* start Task material *

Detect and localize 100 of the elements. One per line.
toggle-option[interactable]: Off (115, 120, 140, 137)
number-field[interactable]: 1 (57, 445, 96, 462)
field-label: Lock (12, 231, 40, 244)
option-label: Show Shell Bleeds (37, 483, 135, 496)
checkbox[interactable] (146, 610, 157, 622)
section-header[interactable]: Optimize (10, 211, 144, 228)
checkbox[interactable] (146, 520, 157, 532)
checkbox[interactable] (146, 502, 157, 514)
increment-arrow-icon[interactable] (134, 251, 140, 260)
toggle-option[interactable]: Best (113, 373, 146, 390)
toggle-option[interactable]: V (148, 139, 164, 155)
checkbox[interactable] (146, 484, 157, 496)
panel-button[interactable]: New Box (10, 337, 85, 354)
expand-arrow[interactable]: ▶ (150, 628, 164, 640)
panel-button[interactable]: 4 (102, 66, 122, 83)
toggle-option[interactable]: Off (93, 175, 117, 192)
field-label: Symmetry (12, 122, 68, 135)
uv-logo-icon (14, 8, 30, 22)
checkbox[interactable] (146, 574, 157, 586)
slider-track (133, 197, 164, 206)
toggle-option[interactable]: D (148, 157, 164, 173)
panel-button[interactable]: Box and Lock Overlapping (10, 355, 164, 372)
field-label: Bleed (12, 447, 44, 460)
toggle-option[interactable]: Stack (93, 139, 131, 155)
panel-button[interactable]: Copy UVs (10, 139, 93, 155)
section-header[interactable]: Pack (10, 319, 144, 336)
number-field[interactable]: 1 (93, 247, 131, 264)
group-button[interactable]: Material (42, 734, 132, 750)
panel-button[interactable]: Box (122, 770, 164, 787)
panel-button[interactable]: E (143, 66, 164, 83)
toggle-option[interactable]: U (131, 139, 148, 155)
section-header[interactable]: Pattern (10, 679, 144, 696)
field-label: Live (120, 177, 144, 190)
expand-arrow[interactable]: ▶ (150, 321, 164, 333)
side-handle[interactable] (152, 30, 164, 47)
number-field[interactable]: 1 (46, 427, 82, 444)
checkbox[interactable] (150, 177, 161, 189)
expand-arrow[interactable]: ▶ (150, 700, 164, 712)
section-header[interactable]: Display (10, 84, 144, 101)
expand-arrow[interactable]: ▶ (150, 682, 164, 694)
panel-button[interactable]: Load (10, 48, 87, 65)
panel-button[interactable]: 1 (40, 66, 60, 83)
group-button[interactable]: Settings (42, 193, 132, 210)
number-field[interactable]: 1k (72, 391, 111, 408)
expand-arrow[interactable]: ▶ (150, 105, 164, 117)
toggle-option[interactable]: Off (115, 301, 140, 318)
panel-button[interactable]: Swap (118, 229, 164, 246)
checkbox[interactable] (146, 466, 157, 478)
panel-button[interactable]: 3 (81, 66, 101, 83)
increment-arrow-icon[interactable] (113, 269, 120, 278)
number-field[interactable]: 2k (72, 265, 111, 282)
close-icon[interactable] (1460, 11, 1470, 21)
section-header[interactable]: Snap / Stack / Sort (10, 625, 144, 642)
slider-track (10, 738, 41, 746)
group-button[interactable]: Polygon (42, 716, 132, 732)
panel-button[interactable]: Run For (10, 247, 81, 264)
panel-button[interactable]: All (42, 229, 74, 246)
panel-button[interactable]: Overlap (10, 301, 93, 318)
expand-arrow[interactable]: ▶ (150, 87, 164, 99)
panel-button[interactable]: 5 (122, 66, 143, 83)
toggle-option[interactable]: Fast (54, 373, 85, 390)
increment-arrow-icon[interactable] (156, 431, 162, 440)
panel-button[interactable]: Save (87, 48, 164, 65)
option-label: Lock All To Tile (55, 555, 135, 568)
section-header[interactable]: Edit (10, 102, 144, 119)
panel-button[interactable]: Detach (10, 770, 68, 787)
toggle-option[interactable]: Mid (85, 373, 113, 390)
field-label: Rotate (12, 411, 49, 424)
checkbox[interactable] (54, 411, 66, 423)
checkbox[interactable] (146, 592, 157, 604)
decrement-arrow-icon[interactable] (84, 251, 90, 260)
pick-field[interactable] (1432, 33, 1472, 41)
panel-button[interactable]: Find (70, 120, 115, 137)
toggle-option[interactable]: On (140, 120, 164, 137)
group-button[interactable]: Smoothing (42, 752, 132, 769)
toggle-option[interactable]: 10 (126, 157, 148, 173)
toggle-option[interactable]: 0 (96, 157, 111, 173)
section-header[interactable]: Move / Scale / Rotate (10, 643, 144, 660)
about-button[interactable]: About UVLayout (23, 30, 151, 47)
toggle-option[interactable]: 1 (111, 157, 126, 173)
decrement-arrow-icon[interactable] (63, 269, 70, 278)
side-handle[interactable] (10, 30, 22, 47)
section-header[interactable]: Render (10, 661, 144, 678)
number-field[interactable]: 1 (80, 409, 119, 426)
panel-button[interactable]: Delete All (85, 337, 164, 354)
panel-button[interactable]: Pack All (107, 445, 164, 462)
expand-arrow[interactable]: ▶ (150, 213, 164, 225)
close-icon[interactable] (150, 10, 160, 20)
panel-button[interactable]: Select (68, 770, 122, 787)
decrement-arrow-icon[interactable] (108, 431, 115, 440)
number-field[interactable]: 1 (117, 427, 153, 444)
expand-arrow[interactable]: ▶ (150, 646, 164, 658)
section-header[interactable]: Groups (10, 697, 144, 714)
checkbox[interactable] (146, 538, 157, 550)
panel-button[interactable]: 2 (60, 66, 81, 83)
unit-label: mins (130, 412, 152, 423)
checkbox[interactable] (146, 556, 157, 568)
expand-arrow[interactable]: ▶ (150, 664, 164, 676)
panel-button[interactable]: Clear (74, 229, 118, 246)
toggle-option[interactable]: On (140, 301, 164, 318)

* end Task material *

*Instructions to follow:*
Please rewrite every line of the items above as a Markdown table with two columns, Row and Line, numbering each row and leaving out any blank lines.

*Exercise response:*
| Row | Line |
|---|---|
| 1 | Detect and localize 100 of the elements. One per line. |
| 2 | toggle-option[interactable]: Off (115, 120, 140, 137) |
| 3 | number-field[interactable]: 1 (57, 445, 96, 462) |
| 4 | field-label: Lock (12, 231, 40, 244) |
| 5 | option-label: Show Shell Bleeds (37, 483, 135, 496) |
| 6 | checkbox[interactable] (146, 610, 157, 622) |
| 7 | section-header[interactable]: Optimize (10, 211, 144, 228) |
| 8 | checkbox[interactable] (146, 520, 157, 532) |
| 9 | checkbox[interactable] (146, 502, 157, 514) |
| 10 | increment-arrow-icon[interactable] (134, 251, 140, 260) |
| 11 | toggle-option[interactable]: Best (113, 373, 146, 390) |
| 12 | toggle-option[interactable]: V (148, 139, 164, 155) |
| 13 | checkbox[interactable] (146, 484, 157, 496) |
| 14 | panel-button[interactable]: New Box (10, 337, 85, 354) |
| 15 | expand-arrow[interactable]: ▶ (150, 628, 164, 640) |
| 16 | panel-button[interactable]: 4 (102, 66, 122, 83) |
| 17 | toggle-option[interactable]: Off (93, 175, 117, 192) |
| 18 | field-label: Symmetry (12, 122, 68, 135) |
| 19 | uv-logo-icon (14, 8, 30, 22) |
| 20 | checkbox[interactable] (146, 574, 157, 586) |
| 21 | slider-track (133, 197, 164, 206) |
| 22 | toggle-option[interactable]: D (148, 157, 164, 173) |
| 23 | panel-button[interactable]: Box and Lock Overlapping (10, 355, 164, 372) |
| 24 | field-label: Bleed (12, 447, 44, 460) |
| 25 | toggle-option[interactable]: Stack (93, 139, 131, 155) |
| 26 | panel-button[interactable]: Copy UVs (10, 139, 93, 155) |
| 27 | section-header[interactable]: Pack (10, 319, 144, 336) |
| 28 | number-field[interactable]: 1 (93, 247, 131, 264) |
| 29 | group-button[interactable]: Material (42, 734, 132, 750) |
| 30 | panel-button[interactable]: Box (122, 770, 164, 787) |
| 31 | panel-button[interactable]: E (143, 66, 164, 83) |
| 32 | toggle-option[interactable]: U (131, 139, 148, 155) |
| 33 | section-header[interactable]: Pattern (10, 679, 144, 696) |
| 34 | field-label: Live (120, 177, 144, 190) |
| 35 | expand-arrow[interactable]: ▶ (150, 321, 164, 333) |
| 36 | side-handle[interactable] (152, 30, 164, 47) |
| 37 | number-field[interactable]: 1 (46, 427, 82, 444) |
| 38 | checkbox[interactable] (150, 177, 161, 189) |
| 39 | expand-arrow[interactable]: ▶ (150, 700, 164, 712) |
| 40 | section-header[interactable]: Display (10, 84, 144, 101) |
| 41 | expand-arrow[interactable]: ▶ (150, 682, 164, 694) |
| 42 | panel-button[interactable]: Load (10, 48, 87, 65) |
| 43 | panel-button[interactable]: 1 (40, 66, 60, 83) |
| 44 | group-button[interactable]: Settings (42, 193, 132, 210) |
| 45 | number-field[interactable]: 1k (72, 391, 111, 408) |
| 46 | expand-arrow[interactable]: ▶ (150, 105, 164, 117) |
| 47 | toggle-option[interactable]: Off (115, 301, 140, 318) |
| 48 | panel-button[interactable]: Swap (118, 229, 164, 246) |
| 49 | checkbox[interactable] (146, 466, 157, 478) |
| 50 | panel-button[interactable]: 3 (81, 66, 101, 83) |
| 51 | increment-arrow-icon[interactable] (113, 269, 120, 278) |
| 52 | number-field[interactable]: 2k (72, 265, 111, 282) |
| 53 | close-icon[interactable] (1460, 11, 1470, 21) |
| 54 | section-header[interactable]: Snap / Stack / Sort (10, 625, 144, 642) |
| 55 | slider-track (10, 738, 41, 746) |
| 56 | group-button[interactable]: Polygon (42, 716, 132, 732) |
| 57 | panel-button[interactable]: Run For (10, 247, 81, 264) |
| 58 | panel-button[interactable]: All (42, 229, 74, 246) |
| 59 | panel-button[interactable]: Overlap (10, 301, 93, 318) |
| 60 | expand-arrow[interactable]: ▶ (150, 87, 164, 99) |
| 61 | panel-button[interactable]: 5 (122, 66, 143, 83) |
| 62 | toggle-option[interactable]: Fast (54, 373, 85, 390) |
| 63 | increment-arrow-icon[interactable] (156, 431, 162, 440) |
| 64 | panel-button[interactable]: Save (87, 48, 164, 65) |
| 65 | option-label: Lock All To Tile (55, 555, 135, 568) |
| 66 | section-header[interactable]: Edit (10, 102, 144, 119) |
| 67 | panel-button[interactable]: Detach (10, 770, 68, 787) |
| 68 | toggle-option[interactable]: Mid (85, 373, 113, 390) |
| 69 | field-label: Rotate (12, 411, 49, 424) |
| 70 | checkbox[interactable] (54, 411, 66, 423) |
| 71 | checkbox[interactable] (146, 592, 157, 604) |
| 72 | decrement-arrow-icon[interactable] (84, 251, 90, 260) |
| 73 | pick-field[interactable] (1432, 33, 1472, 41) |
| 74 | panel-button[interactable]: Find (70, 120, 115, 137) |
| 75 | toggle-option[interactable]: On (140, 120, 164, 137) |
| 76 | group-button[interactable]: Smoothing (42, 752, 132, 769) |
| 77 | toggle-option[interactable]: 10 (126, 157, 148, 173) |
| 78 | toggle-option[interactable]: 0 (96, 157, 111, 173) |
| 79 | section-header[interactable]: Move / Scale / Rotate (10, 643, 144, 660) |
| 80 | about-button[interactable]: About UVLayout (23, 30, 151, 47) |
| 81 | toggle-option[interactable]: 1 (111, 157, 126, 173) |
| 82 | decrement-arrow-icon[interactable] (63, 269, 70, 278) |
| 83 | side-handle[interactable] (10, 30, 22, 47) |
| 84 | section-header[interactable]: Render (10, 661, 144, 678) |
| 85 | number-field[interactable]: 1 (80, 409, 119, 426) |
| 86 | panel-button[interactable]: Delete All (85, 337, 164, 354) |
| 87 | panel-button[interactable]: Pack All (107, 445, 164, 462) |
| 88 | expand-arrow[interactable]: ▶ (150, 213, 164, 225) |
| 89 | close-icon[interactable] (150, 10, 160, 20) |
| 90 | panel-button[interactable]: Select (68, 770, 122, 787) |
| 91 | decrement-arrow-icon[interactable] (108, 431, 115, 440) |
| 92 | number-field[interactable]: 1 (117, 427, 153, 444) |
| 93 | expand-arrow[interactable]: ▶ (150, 646, 164, 658) |
| 94 | section-header[interactable]: Groups (10, 697, 144, 714) |
| 95 | checkbox[interactable] (146, 538, 157, 550) |
| 96 | panel-button[interactable]: 2 (60, 66, 81, 83) |
| 97 | unit-label: mins (130, 412, 152, 423) |
| 98 | checkbox[interactable] (146, 556, 157, 568) |
| 99 | expand-arrow[interactable]: ▶ (150, 664, 164, 676) |
| 100 | panel-button[interactable]: Clear (74, 229, 118, 246) |
| 101 | toggle-option[interactable]: On (140, 301, 164, 318) |